BEGIN Input material

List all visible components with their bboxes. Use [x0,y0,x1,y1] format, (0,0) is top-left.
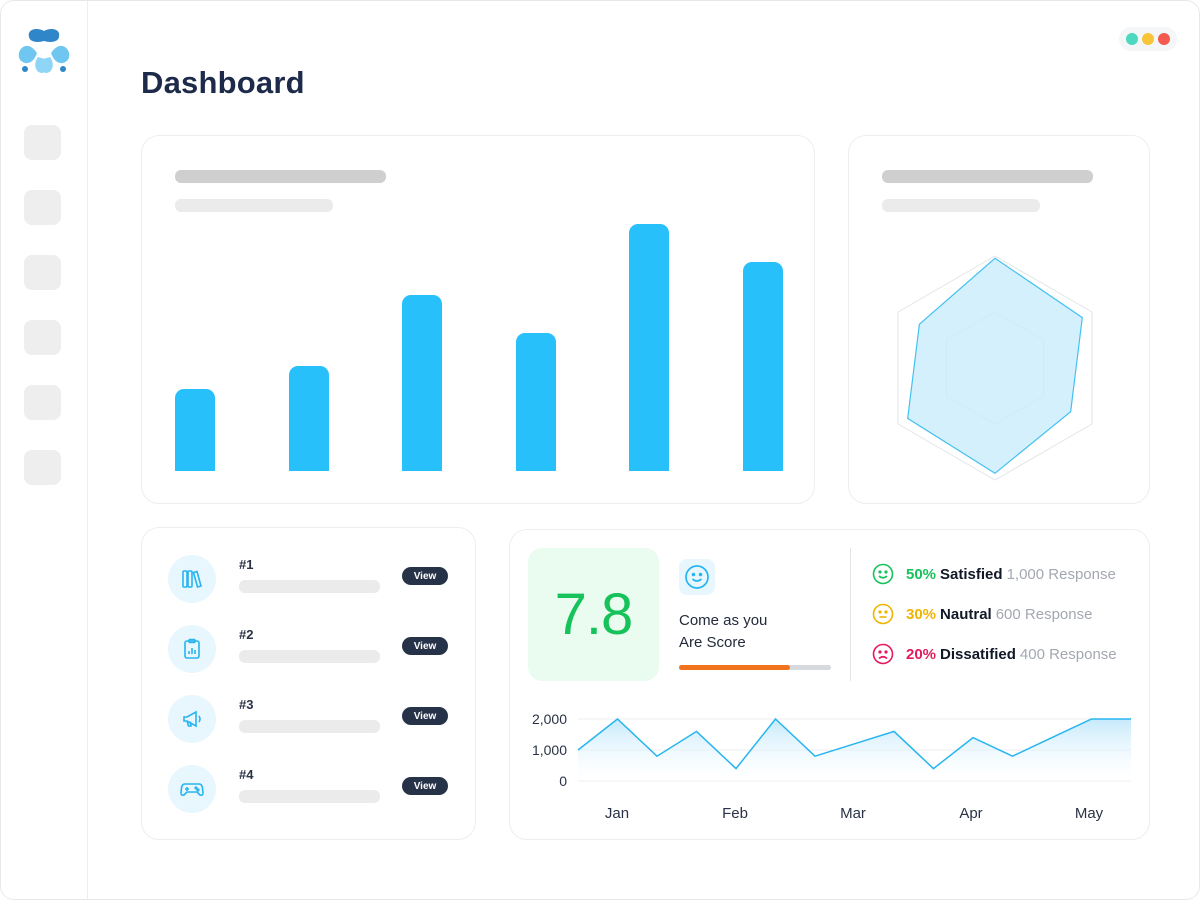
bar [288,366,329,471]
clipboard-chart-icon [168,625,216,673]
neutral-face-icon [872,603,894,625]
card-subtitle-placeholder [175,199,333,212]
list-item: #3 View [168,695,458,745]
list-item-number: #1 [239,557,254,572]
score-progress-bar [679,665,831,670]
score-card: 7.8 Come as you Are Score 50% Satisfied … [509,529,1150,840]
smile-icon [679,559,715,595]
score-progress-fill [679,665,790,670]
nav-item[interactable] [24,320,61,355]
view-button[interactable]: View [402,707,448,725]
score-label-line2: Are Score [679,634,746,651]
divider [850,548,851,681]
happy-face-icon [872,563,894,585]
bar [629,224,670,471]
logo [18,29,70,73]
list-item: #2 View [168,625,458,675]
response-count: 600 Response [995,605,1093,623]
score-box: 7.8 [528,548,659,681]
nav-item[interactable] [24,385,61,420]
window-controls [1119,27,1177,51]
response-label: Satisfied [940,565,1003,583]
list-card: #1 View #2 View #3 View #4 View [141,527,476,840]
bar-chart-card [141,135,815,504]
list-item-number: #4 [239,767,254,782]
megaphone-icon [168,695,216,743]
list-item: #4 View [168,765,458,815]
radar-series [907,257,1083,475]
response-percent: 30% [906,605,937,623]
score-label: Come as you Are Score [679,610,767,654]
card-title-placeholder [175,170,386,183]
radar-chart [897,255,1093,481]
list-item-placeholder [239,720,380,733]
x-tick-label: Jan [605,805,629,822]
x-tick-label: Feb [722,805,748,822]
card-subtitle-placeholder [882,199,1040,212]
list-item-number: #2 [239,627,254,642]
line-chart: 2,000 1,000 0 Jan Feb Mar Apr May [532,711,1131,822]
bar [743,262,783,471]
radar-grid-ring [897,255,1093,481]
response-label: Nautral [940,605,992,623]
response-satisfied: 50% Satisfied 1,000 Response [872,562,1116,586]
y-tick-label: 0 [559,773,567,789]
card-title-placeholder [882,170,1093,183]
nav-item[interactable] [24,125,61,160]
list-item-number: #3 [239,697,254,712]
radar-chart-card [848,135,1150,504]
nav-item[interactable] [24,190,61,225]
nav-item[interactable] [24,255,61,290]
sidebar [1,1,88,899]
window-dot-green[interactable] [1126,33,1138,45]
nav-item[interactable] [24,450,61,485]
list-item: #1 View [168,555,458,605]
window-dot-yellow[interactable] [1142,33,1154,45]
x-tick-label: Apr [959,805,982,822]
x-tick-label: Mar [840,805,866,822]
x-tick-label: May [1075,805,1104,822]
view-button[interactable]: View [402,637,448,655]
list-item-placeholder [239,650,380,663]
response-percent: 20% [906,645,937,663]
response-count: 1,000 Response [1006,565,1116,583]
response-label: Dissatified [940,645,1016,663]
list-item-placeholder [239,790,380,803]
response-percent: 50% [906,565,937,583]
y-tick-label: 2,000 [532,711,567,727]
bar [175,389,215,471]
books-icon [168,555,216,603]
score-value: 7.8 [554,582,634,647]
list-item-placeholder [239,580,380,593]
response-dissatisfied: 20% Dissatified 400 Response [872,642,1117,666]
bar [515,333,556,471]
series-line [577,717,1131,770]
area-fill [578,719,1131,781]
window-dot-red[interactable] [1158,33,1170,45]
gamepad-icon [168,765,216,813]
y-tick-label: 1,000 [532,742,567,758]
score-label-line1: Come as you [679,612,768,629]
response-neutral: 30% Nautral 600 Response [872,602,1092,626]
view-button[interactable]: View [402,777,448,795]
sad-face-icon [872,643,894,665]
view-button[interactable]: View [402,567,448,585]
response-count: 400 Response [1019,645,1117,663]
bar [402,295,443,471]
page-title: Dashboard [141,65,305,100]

END Input material
BEGIN Input material

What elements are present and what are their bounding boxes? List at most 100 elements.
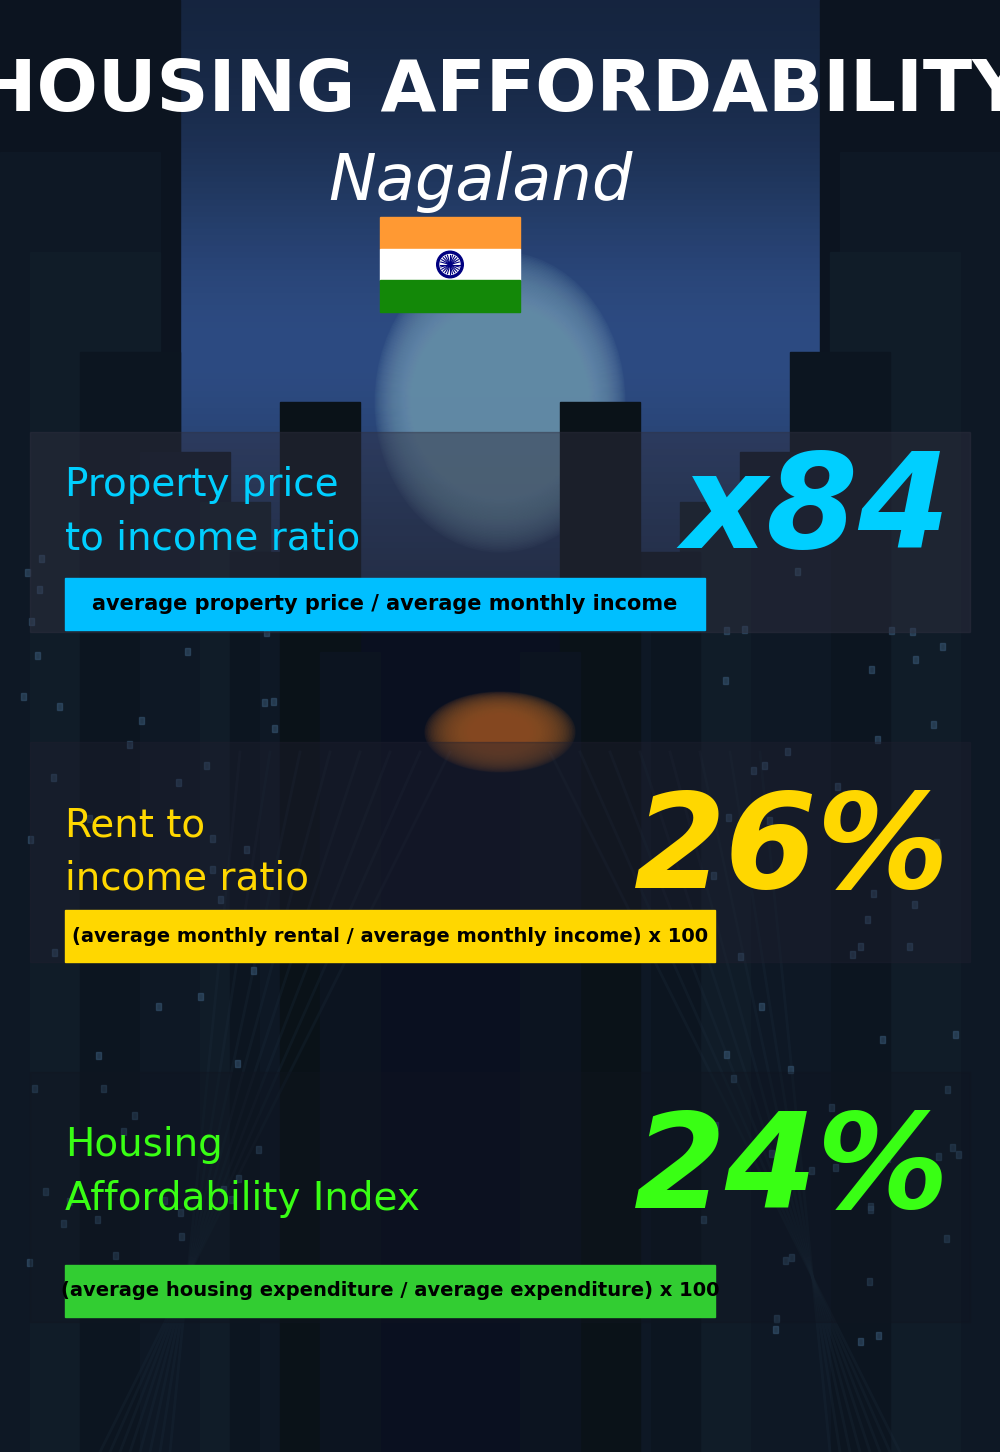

END Input material

=== Task requirements ===
Print, character for character, the stretch of the listing that opens with the line containing "List all visible" and closes with the line containing "nav-item[interactable] [24,125,61,160]". Leave out the picture.

=== Answer to this exercise ===
List all visible components with their bboxes. Use [x0,y0,x1,y1] format, (0,0) is top-left.
bar [288,366,329,471]
clipboard-chart-icon [168,625,216,673]
neutral-face-icon [872,603,894,625]
card-subtitle-placeholder [175,199,333,212]
list-item: #3 View [168,695,458,745]
list-item-number: #1 [239,557,254,572]
score-progress-bar [679,665,831,670]
score-card: 7.8 Come as you Are Score 50% Satisfied … [509,529,1150,840]
smile-icon [679,559,715,595]
score-progress-fill [679,665,790,670]
nav-item[interactable] [24,320,61,355]
view-button[interactable]: View [402,707,448,725]
score-label-line2: Are Score [679,634,746,651]
divider [850,548,851,681]
happy-face-icon [872,563,894,585]
bar [629,224,670,471]
logo [18,29,70,73]
list-item: #2 View [168,625,458,675]
response-count: 600 Response [995,605,1093,623]
score-box: 7.8 [528,548,659,681]
nav-item[interactable] [24,385,61,420]
window-controls [1119,27,1177,51]
response-label: Satisfied [940,565,1003,583]
list-card: #1 View #2 View #3 View #4 View [141,527,476,840]
bar-chart-card [141,135,815,504]
list-item-number: #4 [239,767,254,782]
megaphone-icon [168,695,216,743]
list-item: #4 View [168,765,458,815]
radar-series [907,257,1083,475]
response-percent: 30% [906,605,937,623]
score-label: Come as you Are Score [679,610,767,654]
card-title-placeholder [175,170,386,183]
radar-chart [897,255,1093,481]
list-item-placeholder [239,720,380,733]
x-tick-label: Jan [605,805,629,822]
x-tick-label: Feb [722,805,748,822]
card-subtitle-placeholder [882,199,1040,212]
list-item-number: #2 [239,627,254,642]
line-chart: 2,000 1,000 0 Jan Feb Mar Apr May [532,711,1131,822]
bar [743,262,783,471]
radar-grid-ring [897,255,1093,481]
response-label: Nautral [940,605,992,623]
response-satisfied: 50% Satisfied 1,000 Response [872,562,1116,586]
y-tick-label: 0 [559,773,567,789]
card-title-placeholder [882,170,1093,183]
nav-item[interactable] [24,125,61,160]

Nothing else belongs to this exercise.